# Exercise
Work out the number of lines in the listing that include the string "school". Reply with that number alone.

# Data for the task

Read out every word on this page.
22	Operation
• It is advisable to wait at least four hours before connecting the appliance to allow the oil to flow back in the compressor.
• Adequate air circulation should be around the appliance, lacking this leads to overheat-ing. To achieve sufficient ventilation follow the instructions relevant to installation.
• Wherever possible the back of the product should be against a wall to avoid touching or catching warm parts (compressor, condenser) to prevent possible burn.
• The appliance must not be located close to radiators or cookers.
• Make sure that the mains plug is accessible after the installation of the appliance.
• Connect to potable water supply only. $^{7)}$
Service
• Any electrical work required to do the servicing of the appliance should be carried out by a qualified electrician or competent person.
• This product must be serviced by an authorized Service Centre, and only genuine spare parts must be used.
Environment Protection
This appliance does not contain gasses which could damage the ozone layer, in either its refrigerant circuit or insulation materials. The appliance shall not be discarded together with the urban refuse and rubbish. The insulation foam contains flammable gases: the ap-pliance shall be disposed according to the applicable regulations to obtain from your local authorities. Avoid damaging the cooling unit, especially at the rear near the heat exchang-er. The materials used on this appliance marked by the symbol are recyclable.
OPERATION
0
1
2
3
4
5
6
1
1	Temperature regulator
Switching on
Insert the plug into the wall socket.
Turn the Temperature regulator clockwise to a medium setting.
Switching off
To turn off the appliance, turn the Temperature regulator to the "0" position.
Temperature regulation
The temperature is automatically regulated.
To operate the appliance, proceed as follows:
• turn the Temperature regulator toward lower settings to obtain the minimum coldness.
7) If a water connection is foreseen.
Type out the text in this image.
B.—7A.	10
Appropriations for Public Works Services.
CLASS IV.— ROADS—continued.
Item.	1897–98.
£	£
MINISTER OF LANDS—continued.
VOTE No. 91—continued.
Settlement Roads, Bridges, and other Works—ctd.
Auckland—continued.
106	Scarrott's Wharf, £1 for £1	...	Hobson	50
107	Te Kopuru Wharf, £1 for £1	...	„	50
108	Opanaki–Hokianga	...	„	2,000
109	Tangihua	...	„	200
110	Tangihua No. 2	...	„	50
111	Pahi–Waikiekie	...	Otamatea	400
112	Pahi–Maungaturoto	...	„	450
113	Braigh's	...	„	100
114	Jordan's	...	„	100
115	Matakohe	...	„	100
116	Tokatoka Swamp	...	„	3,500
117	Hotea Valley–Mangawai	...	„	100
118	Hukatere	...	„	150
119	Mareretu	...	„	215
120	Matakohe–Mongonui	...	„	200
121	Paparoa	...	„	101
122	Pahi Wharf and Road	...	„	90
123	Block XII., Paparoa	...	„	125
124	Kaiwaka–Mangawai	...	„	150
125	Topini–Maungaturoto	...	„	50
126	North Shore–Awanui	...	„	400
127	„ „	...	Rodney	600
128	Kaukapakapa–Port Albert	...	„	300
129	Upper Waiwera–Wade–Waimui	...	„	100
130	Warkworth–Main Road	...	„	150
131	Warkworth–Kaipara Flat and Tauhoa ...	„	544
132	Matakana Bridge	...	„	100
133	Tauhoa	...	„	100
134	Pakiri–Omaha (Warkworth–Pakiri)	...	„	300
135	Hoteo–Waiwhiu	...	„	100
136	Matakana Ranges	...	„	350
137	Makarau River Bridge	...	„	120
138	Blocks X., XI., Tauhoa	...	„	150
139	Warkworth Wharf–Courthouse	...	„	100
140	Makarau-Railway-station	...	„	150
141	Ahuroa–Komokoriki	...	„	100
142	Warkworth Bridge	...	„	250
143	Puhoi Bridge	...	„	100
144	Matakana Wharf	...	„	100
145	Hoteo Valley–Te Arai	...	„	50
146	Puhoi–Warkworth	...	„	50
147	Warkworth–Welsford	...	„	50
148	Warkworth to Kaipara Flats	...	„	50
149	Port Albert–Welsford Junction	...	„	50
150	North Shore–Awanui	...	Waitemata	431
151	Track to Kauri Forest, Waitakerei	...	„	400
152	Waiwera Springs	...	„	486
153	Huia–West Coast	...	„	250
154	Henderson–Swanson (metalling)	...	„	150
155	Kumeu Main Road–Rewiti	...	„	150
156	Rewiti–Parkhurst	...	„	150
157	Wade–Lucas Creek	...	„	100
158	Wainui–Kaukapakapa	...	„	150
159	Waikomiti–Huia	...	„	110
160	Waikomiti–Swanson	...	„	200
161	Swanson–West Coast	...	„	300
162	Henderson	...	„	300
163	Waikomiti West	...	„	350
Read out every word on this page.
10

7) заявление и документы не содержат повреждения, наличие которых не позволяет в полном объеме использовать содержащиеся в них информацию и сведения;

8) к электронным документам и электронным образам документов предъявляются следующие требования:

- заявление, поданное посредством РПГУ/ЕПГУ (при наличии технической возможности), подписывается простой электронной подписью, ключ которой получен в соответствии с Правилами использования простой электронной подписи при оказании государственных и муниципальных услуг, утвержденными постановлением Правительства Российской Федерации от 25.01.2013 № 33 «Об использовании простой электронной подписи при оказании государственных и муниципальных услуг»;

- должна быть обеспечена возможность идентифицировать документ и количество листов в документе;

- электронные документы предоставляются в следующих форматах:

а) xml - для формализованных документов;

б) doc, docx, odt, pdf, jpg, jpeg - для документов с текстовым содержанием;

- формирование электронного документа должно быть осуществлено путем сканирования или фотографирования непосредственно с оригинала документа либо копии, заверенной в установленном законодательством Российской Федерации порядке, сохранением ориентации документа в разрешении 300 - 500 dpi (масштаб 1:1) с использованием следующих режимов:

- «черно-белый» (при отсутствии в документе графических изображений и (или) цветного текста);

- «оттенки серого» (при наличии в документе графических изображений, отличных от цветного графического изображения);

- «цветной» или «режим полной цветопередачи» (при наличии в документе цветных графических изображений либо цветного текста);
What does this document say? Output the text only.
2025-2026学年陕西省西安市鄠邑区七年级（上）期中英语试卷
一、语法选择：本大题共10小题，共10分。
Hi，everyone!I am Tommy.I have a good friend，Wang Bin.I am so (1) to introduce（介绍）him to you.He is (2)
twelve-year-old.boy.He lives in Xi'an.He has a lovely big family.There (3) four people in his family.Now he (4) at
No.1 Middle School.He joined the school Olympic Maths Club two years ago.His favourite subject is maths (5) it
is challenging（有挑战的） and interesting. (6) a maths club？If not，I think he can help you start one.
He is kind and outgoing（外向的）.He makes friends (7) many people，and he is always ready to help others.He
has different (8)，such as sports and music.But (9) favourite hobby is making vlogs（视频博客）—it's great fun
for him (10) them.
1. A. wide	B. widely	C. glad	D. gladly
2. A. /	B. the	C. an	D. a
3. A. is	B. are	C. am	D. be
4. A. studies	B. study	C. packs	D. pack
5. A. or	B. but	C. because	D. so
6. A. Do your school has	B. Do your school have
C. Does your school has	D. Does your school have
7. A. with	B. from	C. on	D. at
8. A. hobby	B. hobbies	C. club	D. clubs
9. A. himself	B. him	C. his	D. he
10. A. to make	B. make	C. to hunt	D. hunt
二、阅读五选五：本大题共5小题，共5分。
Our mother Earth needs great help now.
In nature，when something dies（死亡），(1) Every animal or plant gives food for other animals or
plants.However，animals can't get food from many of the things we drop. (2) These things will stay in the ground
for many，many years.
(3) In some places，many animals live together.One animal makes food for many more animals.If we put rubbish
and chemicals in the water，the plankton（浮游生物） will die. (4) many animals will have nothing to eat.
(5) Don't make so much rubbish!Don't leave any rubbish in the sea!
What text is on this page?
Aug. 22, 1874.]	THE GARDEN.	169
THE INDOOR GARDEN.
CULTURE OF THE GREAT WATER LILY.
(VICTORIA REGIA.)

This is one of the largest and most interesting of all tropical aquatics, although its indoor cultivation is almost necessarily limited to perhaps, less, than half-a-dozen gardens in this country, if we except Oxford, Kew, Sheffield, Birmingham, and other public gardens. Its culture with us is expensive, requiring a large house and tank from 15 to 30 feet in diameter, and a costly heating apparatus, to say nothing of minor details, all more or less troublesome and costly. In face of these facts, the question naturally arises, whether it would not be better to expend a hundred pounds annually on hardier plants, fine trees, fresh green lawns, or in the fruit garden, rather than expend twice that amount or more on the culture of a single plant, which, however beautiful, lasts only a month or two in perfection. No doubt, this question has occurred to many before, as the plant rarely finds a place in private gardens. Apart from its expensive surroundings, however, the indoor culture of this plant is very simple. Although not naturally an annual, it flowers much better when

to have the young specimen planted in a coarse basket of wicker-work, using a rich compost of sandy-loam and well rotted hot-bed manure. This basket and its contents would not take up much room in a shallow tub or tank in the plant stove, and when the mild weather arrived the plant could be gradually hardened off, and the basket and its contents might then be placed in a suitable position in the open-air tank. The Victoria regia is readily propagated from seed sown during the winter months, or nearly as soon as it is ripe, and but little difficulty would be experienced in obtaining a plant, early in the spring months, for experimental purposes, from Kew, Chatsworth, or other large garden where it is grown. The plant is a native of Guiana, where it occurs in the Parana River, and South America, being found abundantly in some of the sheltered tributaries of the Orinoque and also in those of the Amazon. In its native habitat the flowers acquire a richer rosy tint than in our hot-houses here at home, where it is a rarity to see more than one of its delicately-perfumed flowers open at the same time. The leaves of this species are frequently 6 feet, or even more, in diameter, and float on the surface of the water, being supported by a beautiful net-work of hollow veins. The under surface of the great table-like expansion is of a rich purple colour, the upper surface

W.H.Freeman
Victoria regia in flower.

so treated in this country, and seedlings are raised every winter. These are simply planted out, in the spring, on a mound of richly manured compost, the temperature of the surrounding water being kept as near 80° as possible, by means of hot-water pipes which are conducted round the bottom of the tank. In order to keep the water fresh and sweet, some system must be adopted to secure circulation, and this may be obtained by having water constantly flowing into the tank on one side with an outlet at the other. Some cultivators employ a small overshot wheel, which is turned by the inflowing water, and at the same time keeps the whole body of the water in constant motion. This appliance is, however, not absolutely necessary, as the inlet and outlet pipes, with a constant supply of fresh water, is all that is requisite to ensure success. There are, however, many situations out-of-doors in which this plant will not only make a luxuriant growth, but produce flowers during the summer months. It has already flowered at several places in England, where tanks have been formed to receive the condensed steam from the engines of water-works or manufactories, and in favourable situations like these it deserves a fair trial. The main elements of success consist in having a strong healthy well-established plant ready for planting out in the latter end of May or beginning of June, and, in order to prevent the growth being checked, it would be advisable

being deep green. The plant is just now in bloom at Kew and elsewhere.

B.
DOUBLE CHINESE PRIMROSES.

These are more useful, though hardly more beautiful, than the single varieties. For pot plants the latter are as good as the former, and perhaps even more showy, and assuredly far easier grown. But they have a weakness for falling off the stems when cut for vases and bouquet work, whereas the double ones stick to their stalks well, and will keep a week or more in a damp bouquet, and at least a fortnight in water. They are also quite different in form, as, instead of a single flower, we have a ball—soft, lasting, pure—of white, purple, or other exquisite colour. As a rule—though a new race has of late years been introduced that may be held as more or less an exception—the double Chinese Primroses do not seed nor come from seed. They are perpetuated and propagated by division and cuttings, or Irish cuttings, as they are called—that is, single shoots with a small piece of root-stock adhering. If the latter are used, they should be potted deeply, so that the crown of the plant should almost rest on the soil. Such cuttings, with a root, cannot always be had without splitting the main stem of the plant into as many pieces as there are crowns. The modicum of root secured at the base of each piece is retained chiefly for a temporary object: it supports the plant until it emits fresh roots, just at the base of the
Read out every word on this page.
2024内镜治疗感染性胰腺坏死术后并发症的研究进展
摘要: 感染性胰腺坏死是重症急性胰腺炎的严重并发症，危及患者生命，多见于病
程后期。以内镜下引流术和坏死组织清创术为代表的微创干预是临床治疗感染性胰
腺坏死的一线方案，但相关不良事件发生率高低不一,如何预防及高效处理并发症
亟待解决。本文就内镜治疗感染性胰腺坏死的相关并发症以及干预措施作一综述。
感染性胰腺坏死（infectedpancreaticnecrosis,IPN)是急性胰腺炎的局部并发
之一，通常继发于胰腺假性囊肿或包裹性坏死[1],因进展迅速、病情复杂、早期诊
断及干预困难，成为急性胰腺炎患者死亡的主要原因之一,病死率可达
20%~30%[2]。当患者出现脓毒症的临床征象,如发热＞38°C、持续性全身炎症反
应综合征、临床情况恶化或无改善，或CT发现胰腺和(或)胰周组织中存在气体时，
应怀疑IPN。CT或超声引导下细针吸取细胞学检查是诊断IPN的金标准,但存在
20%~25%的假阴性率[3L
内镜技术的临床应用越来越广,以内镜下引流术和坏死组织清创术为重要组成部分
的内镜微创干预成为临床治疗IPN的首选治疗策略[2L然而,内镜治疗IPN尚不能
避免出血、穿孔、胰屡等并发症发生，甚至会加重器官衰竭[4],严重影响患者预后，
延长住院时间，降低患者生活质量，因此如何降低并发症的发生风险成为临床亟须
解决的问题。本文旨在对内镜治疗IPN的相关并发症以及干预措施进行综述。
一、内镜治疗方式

# Task output
3